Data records
-*-
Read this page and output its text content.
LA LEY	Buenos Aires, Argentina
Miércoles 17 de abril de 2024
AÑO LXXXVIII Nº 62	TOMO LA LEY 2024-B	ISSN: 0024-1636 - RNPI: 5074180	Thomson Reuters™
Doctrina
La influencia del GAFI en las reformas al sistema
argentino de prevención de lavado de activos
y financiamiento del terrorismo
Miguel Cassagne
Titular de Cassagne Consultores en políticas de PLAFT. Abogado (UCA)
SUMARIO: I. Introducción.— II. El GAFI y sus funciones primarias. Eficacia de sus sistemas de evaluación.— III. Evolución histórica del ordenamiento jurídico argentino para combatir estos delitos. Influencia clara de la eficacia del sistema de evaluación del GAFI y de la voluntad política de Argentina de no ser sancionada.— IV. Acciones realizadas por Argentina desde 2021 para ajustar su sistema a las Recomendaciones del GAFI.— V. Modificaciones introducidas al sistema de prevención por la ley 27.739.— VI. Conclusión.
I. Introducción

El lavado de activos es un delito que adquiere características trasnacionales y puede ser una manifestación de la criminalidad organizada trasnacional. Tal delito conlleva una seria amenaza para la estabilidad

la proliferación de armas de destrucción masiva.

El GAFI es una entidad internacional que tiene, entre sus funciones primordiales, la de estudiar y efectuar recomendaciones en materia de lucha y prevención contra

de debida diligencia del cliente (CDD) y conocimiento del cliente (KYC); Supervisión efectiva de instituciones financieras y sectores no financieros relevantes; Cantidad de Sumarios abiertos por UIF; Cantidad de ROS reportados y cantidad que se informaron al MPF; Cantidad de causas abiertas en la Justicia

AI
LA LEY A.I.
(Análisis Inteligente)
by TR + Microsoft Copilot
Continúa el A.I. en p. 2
-*-
Send back all of the entries exactly, with nothing missing.

Read this page and output its text content.
LA LEY	Buenos Aires, Argentina
Miércoles 17 de abril de 2024
AÑO LXXXVIII Nº 62	TOMO LA LEY 2024-B	ISSN: 0024-1636 - RNPI: 5074180	Thomson Reuters™
Doctrina
La influencia del GAFI en las reformas al sistema
argentino de prevención de lavado de activos
y financiamiento del terrorismo
Miguel Cassagne
Titular de Cassagne Consultores en políticas de PLAFT. Abogado (UCA)
SUMARIO: I. Introducción.— II. El GAFI y sus funciones primarias. Eficacia de sus sistemas de evaluación.— III. Evolución histórica del ordenamiento jurídico argentino para combatir estos delitos. Influencia clara de la eficacia del sistema de evaluación del GAFI y de la voluntad política de Argentina de no ser sancionada.— IV. Acciones realizadas por Argentina desde 2021 para ajustar su sistema a las Recomendaciones del GAFI.— V. Modificaciones introducidas al sistema de prevención por la ley 27.739.— VI. Conclusión.
I. Introducción

El lavado de activos es un delito que adquiere características trasnacionales y puede ser una manifestación de la criminalidad organizada trasnacional. Tal delito conlleva una seria amenaza para la estabilidad

la proliferación de armas de destrucción masiva.

El GAFI es una entidad internacional que tiene, entre sus funciones primordiales, la de estudiar y efectuar recomendaciones en materia de lucha y prevención contra

de debida diligencia del cliente (CDD) y conocimiento del cliente (KYC); Supervisión efectiva de instituciones financieras y sectores no financieros relevantes; Cantidad de Sumarios abiertos por UIF; Cantidad de ROS reportados y cantidad que se informaron al MPF; Cantidad de causas abiertas en la Justicia

AI
LA LEY A.I.
(Análisis Inteligente)
by TR + Microsoft Copilot
Continúa el A.I. en p. 2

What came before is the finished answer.